*GIVEN INSTRUCTION*
Reproduce the listing below in full and without alteration, apart from its pictures.

*AVAILABLE RECORDS*
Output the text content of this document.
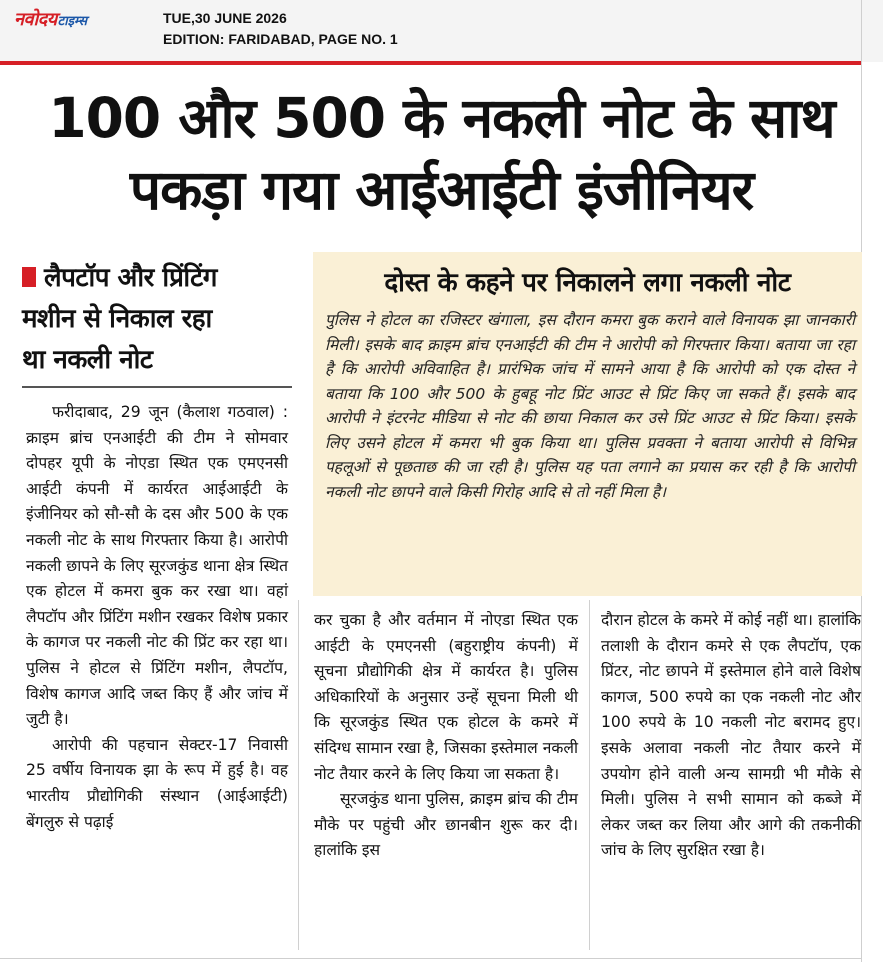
नवोदयटाइम्स	TUE,30 JUNE 2026
EDITION: FARIDABAD, PAGE NO. 1
100 और 500 के नकली नोट के साथ
पकड़ा गया आईआईटी इंजीनियर
लैपटॉप और प्रिंटिंग
मशीन से निकाल रहा
था नकली नोट
दोस्त के कहने पर निकालने लगा नकली नोट
पुलिस ने होटल का रजिस्टर खंगाला, इस दौरान कमरा बुक कराने वाले विनायक झा जानकारी मिली। इसके बाद क्राइम ब्रांच एनआईटी की टीम ने आरोपी को गिरफ्तार किया। बताया जा रहा है कि आरोपी अविवाहित है। प्रारंभिक जांच में सामने आया है कि आरोपी को एक दोस्त ने बताया कि 100 और 500 के हुबहू नोट प्रिंट आउट से प्रिंट किए जा सकते हैं। इसके बाद आरोपी ने इंटरनेट मीडिया से नोट की छाया निकाल कर उसे प्रिंट आउट से प्रिंट किया। इसके लिए उसने होटल में कमरा भी बुक किया था। पुलिस प्रवक्ता ने बताया आरोपी से विभिन्न पहलूओं से पूछताछ की जा रही है। पुलिस यह पता लगाने का प्रयास कर रही है कि आरोपी नकली नोट छापने वाले किसी गिरोह आदि से तो नहीं मिला है।

फरीदाबाद, 29 जून (कैलाश गठवाल) : क्राइम ब्रांच एनआईटी की टीम ने सोमवार दोपहर यूपी के नोएडा स्थित एक एमएनसी आईटी कंपनी में कार्यरत आईआईटी के इंजीनियर को सौ-सौ के दस और 500 के एक नकली नोट के साथ गिरफ्तार किया है। आरोपी नकली छापने के लिए सूरजकुंड थाना क्षेत्र स्थित एक होटल में कमरा बुक कर रखा था। वहां लैपटॉप और प्रिंटिंग मशीन रखकर विशेष प्रकार के कागज पर नकली नोट की प्रिंट कर रहा था। पुलिस ने होटल से प्रिंटिंग मशीन, लैपटॉप, विशेष कागज आदि जब्त किए हैं और जांच में जुटी है।

आरोपी की पहचान सेक्टर-17 निवासी 25 वर्षीय विनायक झा के रूप में हुई है। वह भारतीय प्रौद्योगिकी संस्थान (आईआईटी) बेंगलुरु से पढ़ाई

कर चुका है और वर्तमान में नोएडा स्थित एक आईटी के एमएनसी (बहुराष्ट्रीय कंपनी) में सूचना प्रौद्योगिकी क्षेत्र में कार्यरत है। पुलिस अधिकारियों के अनुसार उन्हें सूचना मिली थी कि सूरजकुंड स्थित एक होटल के कमरे में संदिग्ध सामान रखा है, जिसका इस्तेमाल नकली नोट तैयार करने के लिए किया जा सकता है।

सूरजकुंड थाना पुलिस, क्राइम ब्रांच की टीम मौके पर पहुंची और छानबीन शुरू कर दी। हालांकि इस

दौरान होटल के कमरे में कोई नहीं था। हालांकि तलाशी के दौरान कमरे से एक लैपटॉप, एक प्रिंटर, नोट छापने में इस्तेमाल होने वाले विशेष कागज, 500 रुपये का एक नकली नोट और 100 रुपये के 10 नकली नोट बरामद हुए। इसके अलावा नकली नोट तैयार करने में उपयोग होने वाली अन्य सामग्री भी मौके से मिली। पुलिस ने सभी सामान को कब्जे में लेकर जब्त कर लिया और आगे की तकनीकी जांच के लिए सुरक्षित रखा है।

*THE RESPONSE*
Output the text content of this document.
नवोदयटाइम्स	TUE,30 JUNE 2026
EDITION: FARIDABAD, PAGE NO. 1
100 और 500 के नकली नोट के साथ
पकड़ा गया आईआईटी इंजीनियर
लैपटॉप और प्रिंटिंग
मशीन से निकाल रहा
था नकली नोट
दोस्त के कहने पर निकालने लगा नकली नोट
पुलिस ने होटल का रजिस्टर खंगाला, इस दौरान कमरा बुक कराने वाले विनायक झा जानकारी मिली। इसके बाद क्राइम ब्रांच एनआईटी की टीम ने आरोपी को गिरफ्तार किया। बताया जा रहा है कि आरोपी अविवाहित है। प्रारंभिक जांच में सामने आया है कि आरोपी को एक दोस्त ने बताया कि 100 और 500 के हुबहू नोट प्रिंट आउट से प्रिंट किए जा सकते हैं। इसके बाद आरोपी ने इंटरनेट मीडिया से नोट की छाया निकाल कर उसे प्रिंट आउट से प्रिंट किया। इसके लिए उसने होटल में कमरा भी बुक किया था। पुलिस प्रवक्ता ने बताया आरोपी से विभिन्न पहलूओं से पूछताछ की जा रही है। पुलिस यह पता लगाने का प्रयास कर रही है कि आरोपी नकली नोट छापने वाले किसी गिरोह आदि से तो नहीं मिला है।

फरीदाबाद, 29 जून (कैलाश गठवाल) : क्राइम ब्रांच एनआईटी की टीम ने सोमवार दोपहर यूपी के नोएडा स्थित एक एमएनसी आईटी कंपनी में कार्यरत आईआईटी के इंजीनियर को सौ-सौ के दस और 500 के एक नकली नोट के साथ गिरफ्तार किया है। आरोपी नकली छापने के लिए सूरजकुंड थाना क्षेत्र स्थित एक होटल में कमरा बुक कर रखा था। वहां लैपटॉप और प्रिंटिंग मशीन रखकर विशेष प्रकार के कागज पर नकली नोट की प्रिंट कर रहा था। पुलिस ने होटल से प्रिंटिंग मशीन, लैपटॉप, विशेष कागज आदि जब्त किए हैं और जांच में जुटी है।

आरोपी की पहचान सेक्टर-17 निवासी 25 वर्षीय विनायक झा के रूप में हुई है। वह भारतीय प्रौद्योगिकी संस्थान (आईआईटी) बेंगलुरु से पढ़ाई

कर चुका है और वर्तमान में नोएडा स्थित एक आईटी के एमएनसी (बहुराष्ट्रीय कंपनी) में सूचना प्रौद्योगिकी क्षेत्र में कार्यरत है। पुलिस अधिकारियों के अनुसार उन्हें सूचना मिली थी कि सूरजकुंड स्थित एक होटल के कमरे में संदिग्ध सामान रखा है, जिसका इस्तेमाल नकली नोट तैयार करने के लिए किया जा सकता है।

सूरजकुंड थाना पुलिस, क्राइम ब्रांच की टीम मौके पर पहुंची और छानबीन शुरू कर दी। हालांकि इस

दौरान होटल के कमरे में कोई नहीं था। हालांकि तलाशी के दौरान कमरे से एक लैपटॉप, एक प्रिंटर, नोट छापने में इस्तेमाल होने वाले विशेष कागज, 500 रुपये का एक नकली नोट और 100 रुपये के 10 नकली नोट बरामद हुए। इसके अलावा नकली नोट तैयार करने में उपयोग होने वाली अन्य सामग्री भी मौके से मिली। पुलिस ने सभी सामान को कब्जे में लेकर जब्त कर लिया और आगे की तकनीकी जांच के लिए सुरक्षित रखा है।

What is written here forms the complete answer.